* [Do this] Extract all records. Keep each one exact.

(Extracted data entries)
• • • • • • •

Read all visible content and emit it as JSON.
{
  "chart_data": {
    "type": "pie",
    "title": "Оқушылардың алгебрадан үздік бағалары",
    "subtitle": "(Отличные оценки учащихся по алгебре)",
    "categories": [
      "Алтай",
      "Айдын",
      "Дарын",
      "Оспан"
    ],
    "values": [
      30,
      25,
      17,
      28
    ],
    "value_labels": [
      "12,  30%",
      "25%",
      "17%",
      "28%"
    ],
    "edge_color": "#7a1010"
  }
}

• • • • • • •

* [Written reply]
Read all visible content and emit it as JSON.
{
  "chart_data": {
    "type": "pie",
    "title": "Оқушылардың алгебрадан үздік бағалары",
    "subtitle": "(Отличные оценки учащихся по алгебре)",
    "categories": [
      "Алтай",
      "Айдын",
      "Дарын",
      "Оспан"
    ],
    "values": [
      30,
      25,
      17,
      28
    ],
    "value_labels": [
      "12,  30%",
      "25%",
      "17%",
      "28%"
    ],
    "edge_color": "#7a1010"
  }
}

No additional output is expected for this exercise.